Samran Rat (, ), popularly known as Pratu Phi (, ), is a historic neighbourhood and road junction in Bangkok. The neighbourhood roughly occupies the area of its namesake subdistrict in Phra Nakhon district.

History
The name Pratu Phi means "ghost's gate", because the area used to be the location of the city gate used to transport dead bodies out of the fortified city for cremation during the early Rattanakosin period. Cremations were usually held at the nearby Wat Saket, just across the city moat of Khlong Rop Krung. The area was later officially named Samran Rat ("happiness citizen") for auspiciousness. But the name Pratu Phi remains in use by many people.

In modern times, Samran Rat is known as the hub of notable restaurants, serving a variety of Thai street food such as pad thai, yen ta fo, salapao as well as multiple traditional cafés (kopitiam). The neighbourhood's better known restaurants include Jay Fai, which received one Michelin Guide star in 2017, and Thipsamai, which is famous for pad thai.

Samran Rat is also home to the first pawn shop in Thailand. It has been operating since the reign of King Mongkut (Rama IV).

**EXTRACTED ENTRIES:**
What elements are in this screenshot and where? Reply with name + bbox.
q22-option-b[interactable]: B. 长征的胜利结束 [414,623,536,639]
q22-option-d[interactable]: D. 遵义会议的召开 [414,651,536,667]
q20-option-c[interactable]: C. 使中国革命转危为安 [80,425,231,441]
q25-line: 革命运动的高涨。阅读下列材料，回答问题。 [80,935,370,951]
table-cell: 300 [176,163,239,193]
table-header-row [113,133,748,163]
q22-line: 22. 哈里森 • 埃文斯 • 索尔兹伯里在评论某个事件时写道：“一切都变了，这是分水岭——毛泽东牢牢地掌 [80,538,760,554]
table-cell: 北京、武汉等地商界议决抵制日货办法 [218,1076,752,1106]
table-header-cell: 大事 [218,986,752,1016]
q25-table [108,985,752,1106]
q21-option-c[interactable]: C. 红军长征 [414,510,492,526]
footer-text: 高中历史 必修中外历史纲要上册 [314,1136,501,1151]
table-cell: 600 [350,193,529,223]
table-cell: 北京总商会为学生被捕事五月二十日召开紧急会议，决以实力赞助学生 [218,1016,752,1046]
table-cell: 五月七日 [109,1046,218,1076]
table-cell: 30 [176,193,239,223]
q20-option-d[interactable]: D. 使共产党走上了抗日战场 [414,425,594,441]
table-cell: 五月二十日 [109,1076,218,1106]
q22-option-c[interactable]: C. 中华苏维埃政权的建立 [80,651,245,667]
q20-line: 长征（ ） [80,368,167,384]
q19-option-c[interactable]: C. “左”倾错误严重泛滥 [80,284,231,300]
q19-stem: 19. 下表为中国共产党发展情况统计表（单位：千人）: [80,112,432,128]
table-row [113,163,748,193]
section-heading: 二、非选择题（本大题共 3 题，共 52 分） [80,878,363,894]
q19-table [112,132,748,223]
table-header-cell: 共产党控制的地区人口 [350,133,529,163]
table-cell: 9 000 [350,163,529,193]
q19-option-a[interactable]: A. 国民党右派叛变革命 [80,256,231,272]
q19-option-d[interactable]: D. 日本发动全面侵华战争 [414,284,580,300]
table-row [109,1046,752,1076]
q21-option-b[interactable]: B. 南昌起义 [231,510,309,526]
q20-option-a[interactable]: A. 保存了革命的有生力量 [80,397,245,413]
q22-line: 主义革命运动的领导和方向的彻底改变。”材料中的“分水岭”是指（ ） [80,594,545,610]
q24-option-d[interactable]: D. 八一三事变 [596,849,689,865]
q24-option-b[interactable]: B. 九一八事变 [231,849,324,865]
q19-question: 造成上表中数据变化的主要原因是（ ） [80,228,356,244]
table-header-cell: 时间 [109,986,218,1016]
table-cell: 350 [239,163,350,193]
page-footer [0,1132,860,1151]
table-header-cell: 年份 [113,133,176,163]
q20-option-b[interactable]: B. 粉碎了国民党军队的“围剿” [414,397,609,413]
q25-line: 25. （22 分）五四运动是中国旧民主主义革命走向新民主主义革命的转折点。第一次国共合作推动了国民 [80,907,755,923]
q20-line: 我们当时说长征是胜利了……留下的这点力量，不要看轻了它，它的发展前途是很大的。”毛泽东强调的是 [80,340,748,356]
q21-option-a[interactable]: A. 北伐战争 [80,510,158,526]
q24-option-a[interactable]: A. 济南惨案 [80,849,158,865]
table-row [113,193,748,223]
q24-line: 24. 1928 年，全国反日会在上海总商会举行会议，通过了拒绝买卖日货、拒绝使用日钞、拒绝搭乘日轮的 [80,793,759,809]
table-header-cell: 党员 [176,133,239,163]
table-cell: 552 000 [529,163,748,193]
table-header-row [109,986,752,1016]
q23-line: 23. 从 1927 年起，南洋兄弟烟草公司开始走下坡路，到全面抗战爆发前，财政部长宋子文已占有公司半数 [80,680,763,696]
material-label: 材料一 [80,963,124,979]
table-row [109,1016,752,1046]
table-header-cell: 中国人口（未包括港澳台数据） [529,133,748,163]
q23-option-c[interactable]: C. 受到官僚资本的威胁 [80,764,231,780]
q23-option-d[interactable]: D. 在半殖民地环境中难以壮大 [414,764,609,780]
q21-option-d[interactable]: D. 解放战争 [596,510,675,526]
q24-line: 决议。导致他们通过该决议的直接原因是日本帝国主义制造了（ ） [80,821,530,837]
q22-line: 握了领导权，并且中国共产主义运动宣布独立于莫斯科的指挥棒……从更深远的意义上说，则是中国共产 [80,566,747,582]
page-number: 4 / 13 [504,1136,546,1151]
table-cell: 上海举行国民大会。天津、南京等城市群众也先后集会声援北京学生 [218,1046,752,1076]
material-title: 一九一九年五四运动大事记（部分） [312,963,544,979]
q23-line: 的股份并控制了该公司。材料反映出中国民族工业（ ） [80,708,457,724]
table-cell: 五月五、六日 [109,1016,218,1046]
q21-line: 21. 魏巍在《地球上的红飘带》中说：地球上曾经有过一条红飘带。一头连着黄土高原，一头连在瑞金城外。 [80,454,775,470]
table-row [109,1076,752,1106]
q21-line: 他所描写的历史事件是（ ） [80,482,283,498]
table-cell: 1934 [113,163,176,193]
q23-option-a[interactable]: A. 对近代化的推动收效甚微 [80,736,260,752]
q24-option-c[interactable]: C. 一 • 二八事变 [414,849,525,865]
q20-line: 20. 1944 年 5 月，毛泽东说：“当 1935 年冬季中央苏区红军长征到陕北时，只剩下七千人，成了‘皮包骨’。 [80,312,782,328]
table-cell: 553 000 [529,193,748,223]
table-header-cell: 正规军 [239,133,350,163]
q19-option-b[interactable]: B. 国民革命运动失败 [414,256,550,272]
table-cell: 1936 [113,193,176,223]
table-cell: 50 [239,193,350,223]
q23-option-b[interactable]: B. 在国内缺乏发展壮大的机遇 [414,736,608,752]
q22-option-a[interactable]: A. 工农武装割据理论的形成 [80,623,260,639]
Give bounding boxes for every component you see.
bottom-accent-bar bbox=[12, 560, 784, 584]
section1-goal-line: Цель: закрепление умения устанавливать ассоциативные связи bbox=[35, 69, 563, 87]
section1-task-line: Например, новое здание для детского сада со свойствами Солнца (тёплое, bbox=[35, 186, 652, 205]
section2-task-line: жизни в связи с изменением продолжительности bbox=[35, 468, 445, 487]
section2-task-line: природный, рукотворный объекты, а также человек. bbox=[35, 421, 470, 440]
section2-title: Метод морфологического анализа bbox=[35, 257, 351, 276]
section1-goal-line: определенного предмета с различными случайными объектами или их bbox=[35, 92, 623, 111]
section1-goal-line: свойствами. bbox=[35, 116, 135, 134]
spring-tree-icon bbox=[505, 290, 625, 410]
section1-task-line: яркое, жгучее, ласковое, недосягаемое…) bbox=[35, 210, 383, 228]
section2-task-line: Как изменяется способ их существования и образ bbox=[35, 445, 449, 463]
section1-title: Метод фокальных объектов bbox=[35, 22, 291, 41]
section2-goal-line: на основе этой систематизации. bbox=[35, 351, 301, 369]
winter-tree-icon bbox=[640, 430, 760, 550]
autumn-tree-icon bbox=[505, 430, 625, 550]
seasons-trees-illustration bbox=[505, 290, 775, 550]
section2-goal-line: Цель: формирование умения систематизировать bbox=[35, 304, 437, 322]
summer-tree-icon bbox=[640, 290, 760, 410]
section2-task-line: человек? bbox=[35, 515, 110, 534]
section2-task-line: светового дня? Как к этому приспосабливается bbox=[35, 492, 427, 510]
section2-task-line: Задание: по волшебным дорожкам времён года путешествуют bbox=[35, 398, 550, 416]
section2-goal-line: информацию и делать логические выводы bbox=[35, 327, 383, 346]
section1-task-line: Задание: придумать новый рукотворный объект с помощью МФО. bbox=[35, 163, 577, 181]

**WHAT THIS EXERCISE ASKS:**
1) Please retype the Samran Rat text from "In modern times, Samran" to "Mongkut (Rama IV).".
2) Name every Thai street food listed in the Samran Rat text.
3) Check each statement against the Samran Rat text and answer yes or no, quoting the words that decide it.
(a) Cremations were usually held at Wat Saket.
(b) Jay Fai received two Michelin Guide stars in 2017.
(c) The first pawn shop in Thailand has operated since the reign of King Mongkut.
The data plays no part in this work, which uses only the Samran Rat text.

**ANSWERS GIVEN:**
1)
In modern times, Samran Rat is known as the hub of notable restaurants, serving a variety of Thai street food such as pad thai, yen ta fo, salapao as well as multiple traditional cafés (kopitiam). The neighbourhood's better known restaurants include Jay Fai, which received one Michelin Guide star in 2017, and Thipsamai, which is famous for pad thai.

Samran Rat is also home to the first pawn shop in Thailand. It has been operating since the reign of King Mongkut (Rama IV).

2)
- pad thai
- yen ta fo
- salapao

3)
(a) Yes: "Cremations were usually held at the nearby Wat Saket"
(b) No: "Jay Fai, which received one Michelin Guide star in 2017"
(c) Yes: "It has been operating since the reign of King Mongkut (Rama IV)."